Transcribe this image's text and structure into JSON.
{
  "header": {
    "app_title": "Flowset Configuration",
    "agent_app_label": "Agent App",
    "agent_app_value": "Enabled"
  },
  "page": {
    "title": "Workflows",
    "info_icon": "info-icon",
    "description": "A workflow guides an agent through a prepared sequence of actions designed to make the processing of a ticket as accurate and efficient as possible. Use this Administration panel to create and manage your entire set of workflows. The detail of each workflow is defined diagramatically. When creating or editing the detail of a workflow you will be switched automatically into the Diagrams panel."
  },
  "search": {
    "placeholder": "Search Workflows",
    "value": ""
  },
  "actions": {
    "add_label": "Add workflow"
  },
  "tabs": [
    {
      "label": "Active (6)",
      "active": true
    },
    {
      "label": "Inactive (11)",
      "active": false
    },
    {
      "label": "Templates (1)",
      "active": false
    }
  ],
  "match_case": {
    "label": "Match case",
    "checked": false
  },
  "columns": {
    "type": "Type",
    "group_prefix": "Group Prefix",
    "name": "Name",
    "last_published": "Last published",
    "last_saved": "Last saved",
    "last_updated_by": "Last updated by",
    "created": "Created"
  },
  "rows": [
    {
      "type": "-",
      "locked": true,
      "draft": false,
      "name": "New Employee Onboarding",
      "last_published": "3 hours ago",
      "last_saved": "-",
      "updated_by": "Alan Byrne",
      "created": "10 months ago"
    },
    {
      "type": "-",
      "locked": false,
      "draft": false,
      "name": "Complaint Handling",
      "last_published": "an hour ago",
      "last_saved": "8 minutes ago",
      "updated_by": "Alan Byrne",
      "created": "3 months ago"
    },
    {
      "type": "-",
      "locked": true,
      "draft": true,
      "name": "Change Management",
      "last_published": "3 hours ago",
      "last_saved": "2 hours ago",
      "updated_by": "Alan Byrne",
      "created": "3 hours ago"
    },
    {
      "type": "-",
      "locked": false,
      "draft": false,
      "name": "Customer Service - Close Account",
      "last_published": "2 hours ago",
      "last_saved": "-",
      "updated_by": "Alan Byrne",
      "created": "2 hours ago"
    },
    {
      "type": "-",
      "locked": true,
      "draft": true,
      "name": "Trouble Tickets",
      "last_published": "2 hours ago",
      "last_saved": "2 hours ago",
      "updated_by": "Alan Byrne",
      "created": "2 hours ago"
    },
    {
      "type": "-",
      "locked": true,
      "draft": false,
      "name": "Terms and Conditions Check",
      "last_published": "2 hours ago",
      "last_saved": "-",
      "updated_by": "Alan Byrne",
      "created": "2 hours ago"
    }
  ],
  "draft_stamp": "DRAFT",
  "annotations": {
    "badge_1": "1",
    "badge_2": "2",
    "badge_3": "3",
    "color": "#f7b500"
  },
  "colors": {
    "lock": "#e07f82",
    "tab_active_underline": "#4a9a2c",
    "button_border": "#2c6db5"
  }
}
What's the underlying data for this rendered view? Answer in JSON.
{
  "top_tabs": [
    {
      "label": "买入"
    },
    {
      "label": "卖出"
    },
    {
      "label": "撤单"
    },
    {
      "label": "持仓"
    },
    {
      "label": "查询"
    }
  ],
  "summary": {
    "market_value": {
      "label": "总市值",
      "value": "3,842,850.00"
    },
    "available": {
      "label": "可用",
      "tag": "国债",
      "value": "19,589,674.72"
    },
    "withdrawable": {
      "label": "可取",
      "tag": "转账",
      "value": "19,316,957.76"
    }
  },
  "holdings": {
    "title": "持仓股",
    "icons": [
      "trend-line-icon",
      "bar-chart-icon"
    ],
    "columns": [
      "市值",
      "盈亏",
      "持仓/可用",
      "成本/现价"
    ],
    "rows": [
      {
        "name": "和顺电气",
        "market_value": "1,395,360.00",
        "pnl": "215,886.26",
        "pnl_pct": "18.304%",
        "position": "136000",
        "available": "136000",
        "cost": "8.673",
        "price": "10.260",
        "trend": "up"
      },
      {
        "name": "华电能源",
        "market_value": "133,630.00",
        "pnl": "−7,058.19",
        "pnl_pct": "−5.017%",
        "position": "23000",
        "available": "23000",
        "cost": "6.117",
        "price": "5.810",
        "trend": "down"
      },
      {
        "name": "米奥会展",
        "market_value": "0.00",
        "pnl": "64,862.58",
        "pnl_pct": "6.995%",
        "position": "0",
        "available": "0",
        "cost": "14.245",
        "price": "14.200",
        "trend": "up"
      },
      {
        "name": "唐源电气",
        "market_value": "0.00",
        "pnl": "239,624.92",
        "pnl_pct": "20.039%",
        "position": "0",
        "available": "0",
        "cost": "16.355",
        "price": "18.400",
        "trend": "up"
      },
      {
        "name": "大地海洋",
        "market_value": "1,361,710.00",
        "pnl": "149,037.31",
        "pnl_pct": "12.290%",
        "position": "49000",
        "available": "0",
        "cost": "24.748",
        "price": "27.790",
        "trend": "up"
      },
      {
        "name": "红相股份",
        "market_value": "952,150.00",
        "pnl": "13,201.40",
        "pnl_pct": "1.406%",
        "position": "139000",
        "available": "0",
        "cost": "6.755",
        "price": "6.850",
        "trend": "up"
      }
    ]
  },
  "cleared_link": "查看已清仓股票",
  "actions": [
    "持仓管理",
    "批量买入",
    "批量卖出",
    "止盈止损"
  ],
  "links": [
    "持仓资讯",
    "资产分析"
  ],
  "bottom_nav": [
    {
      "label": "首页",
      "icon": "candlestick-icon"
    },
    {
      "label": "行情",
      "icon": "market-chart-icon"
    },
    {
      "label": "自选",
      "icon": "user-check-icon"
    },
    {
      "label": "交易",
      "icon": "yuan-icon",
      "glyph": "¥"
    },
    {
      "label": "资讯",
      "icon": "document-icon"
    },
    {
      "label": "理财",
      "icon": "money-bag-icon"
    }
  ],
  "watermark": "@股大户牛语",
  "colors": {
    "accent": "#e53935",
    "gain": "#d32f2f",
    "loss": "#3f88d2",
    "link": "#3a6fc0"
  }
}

**Exercise aim:** Every entry in the listing must be retyped exactly.

**Answer to the exercise:**
Transcribe this image's text and structure into JSON.
{
  "header": {
    "app_title": "Flowset Configuration",
    "agent_app_label": "Agent App",
    "agent_app_value": "Enabled"
  },
  "page": {
    "title": "Workflows",
    "info_icon": "info-icon",
    "description": "A workflow guides an agent through a prepared sequence of actions designed to make the processing of a ticket as accurate and efficient as possible. Use this Administration panel to create and manage your entire set of workflows. The detail of each workflow is defined diagramatically. When creating or editing the detail of a workflow you will be switched automatically into the Diagrams panel."
  },
  "search": {
    "placeholder": "Search Workflows",
    "value": ""
  },
  "actions": {
    "add_label": "Add workflow"
  },
  "tabs": [
    {
      "label": "Active (6)",
      "active": true
    },
    {
      "label": "Inactive (11)",
      "active": false
    },
    {
      "label": "Templates (1)",
      "active": false
    }
  ],
  "match_case": {
    "label": "Match case",
    "checked": false
  },
  "columns": {
    "type": "Type",
    "group_prefix": "Group Prefix",
    "name": "Name",
    "last_published": "Last published",
    "last_saved": "Last saved",
    "last_updated_by": "Last updated by",
    "created": "Created"
  },
  "rows": [
    {
      "type": "-",
      "locked": true,
      "draft": false,
      "name": "New Employee Onboarding",
      "last_published": "3 hours ago",
      "last_saved": "-",
      "updated_by": "Alan Byrne",
      "created": "10 months ago"
    },
    {
      "type": "-",
      "locked": false,
      "draft": false,
      "name": "Complaint Handling",
      "last_published": "an hour ago",
      "last_saved": "8 minutes ago",
      "updated_by": "Alan Byrne",
      "created": "3 months ago"
    },
    {
      "type": "-",
      "locked": true,
      "draft": true,
      "name": "Change Management",
      "last_published": "3 hours ago",
      "last_saved": "2 hours ago",
      "updated_by": "Alan Byrne",
      "created": "3 hours ago"
    },
    {
      "type": "-",
      "locked": false,
      "draft": false,
      "name": "Customer Service - Close Account",
      "last_published": "2 hours ago",
      "last_saved": "-",
      "updated_by": "Alan Byrne",
      "created": "2 hours ago"
    },
    {
      "type": "-",
      "locked": true,
      "draft": true,
      "name": "Trouble Tickets",
      "last_published": "2 hours ago",
      "last_saved": "2 hours ago",
      "updated_by": "Alan Byrne",
      "created": "2 hours ago"
    },
    {
      "type": "-",
      "locked": true,
      "draft": false,
      "name": "Terms and Conditions Check",
      "last_published": "2 hours ago",
      "last_saved": "-",
      "updated_by": "Alan Byrne",
      "created": "2 hours ago"
    }
  ],
  "draft_stamp": "DRAFT",
  "annotations": {
    "badge_1": "1",
    "badge_2": "2",
    "badge_3": "3",
    "color": "#f7b500"
  },
  "colors": {
    "lock": "#e07f82",
    "tab_active_underline": "#4a9a2c",
    "button_border": "#2c6db5"
  }
}
What's the underlying data for this rendered view? Answer in JSON.
{
  "top_tabs": [
    {
      "label": "买入"
    },
    {
      "label": "卖出"
    },
    {
      "label": "撤单"
    },
    {
      "label": "持仓"
    },
    {
      "label": "查询"
    }
  ],
  "summary": {
    "market_value": {
      "label": "总市值",
      "value": "3,842,850.00"
    },
    "available": {
      "label": "可用",
      "tag": "国债",
      "value": "19,589,674.72"
    },
    "withdrawable": {
      "label": "可取",
      "tag": "转账",
      "value": "19,316,957.76"
    }
  },
  "holdings": {
    "title": "持仓股",
    "icons": [
      "trend-line-icon",
      "bar-chart-icon"
    ],
    "columns": [
      "市值",
      "盈亏",
      "持仓/可用",
      "成本/现价"
    ],
    "rows": [
      {
        "name": "和顺电气",
        "market_value": "1,395,360.00",
        "pnl": "215,886.26",
        "pnl_pct": "18.304%",
        "position": "136000",
        "available": "136000",
        "cost": "8.673",
        "price": "10.260",
        "trend": "up"
      },
      {
        "name": "华电能源",
        "market_value": "133,630.00",
        "pnl": "−7,058.19",
        "pnl_pct": "−5.017%",
        "position": "23000",
        "available": "23000",
        "cost": "6.117",
        "price": "5.810",
        "trend": "down"
      },
      {
        "name": "米奥会展",
        "market_value": "0.00",
        "pnl": "64,862.58",
        "pnl_pct": "6.995%",
        "position": "0",
        "available": "0",
        "cost": "14.245",
        "price": "14.200",
        "trend": "up"
      },
      {
        "name": "唐源电气",
        "market_value": "0.00",
        "pnl": "239,624.92",
        "pnl_pct": "20.039%",
        "position": "0",
        "available": "0",
        "cost": "16.355",
        "price": "18.400",
        "trend": "up"
      },
      {
        "name": "大地海洋",
        "market_value": "1,361,710.00",
        "pnl": "149,037.31",
        "pnl_pct": "12.290%",
        "position": "49000",
        "available": "0",
        "cost": "24.748",
        "price": "27.790",
        "trend": "up"
      },
      {
        "name": "红相股份",
        "market_value": "952,150.00",
        "pnl": "13,201.40",
        "pnl_pct": "1.406%",
        "position": "139000",
        "available": "0",
        "cost": "6.755",
        "price": "6.850",
        "trend": "up"
      }
    ]
  },
  "cleared_link": "查看已清仓股票",
  "actions": [
    "持仓管理",
    "批量买入",
    "批量卖出",
    "止盈止损"
  ],
  "links": [
    "持仓资讯",
    "资产分析"
  ],
  "bottom_nav": [
    {
      "label": "首页",
      "icon": "candlestick-icon"
    },
    {
      "label": "行情",
      "icon": "market-chart-icon"
    },
    {
      "label": "自选",
      "icon": "user-check-icon"
    },
    {
      "label": "交易",
      "icon": "yuan-icon",
      "glyph": "¥"
    },
    {
      "label": "资讯",
      "icon": "document-icon"
    },
    {
      "label": "理财",
      "icon": "money-bag-icon"
    }
  ],
  "watermark": "@股大户牛语",
  "colors": {
    "accent": "#e53935",
    "gain": "#d32f2f",
    "loss": "#3f88d2",
    "link": "#3a6fc0"
  }
}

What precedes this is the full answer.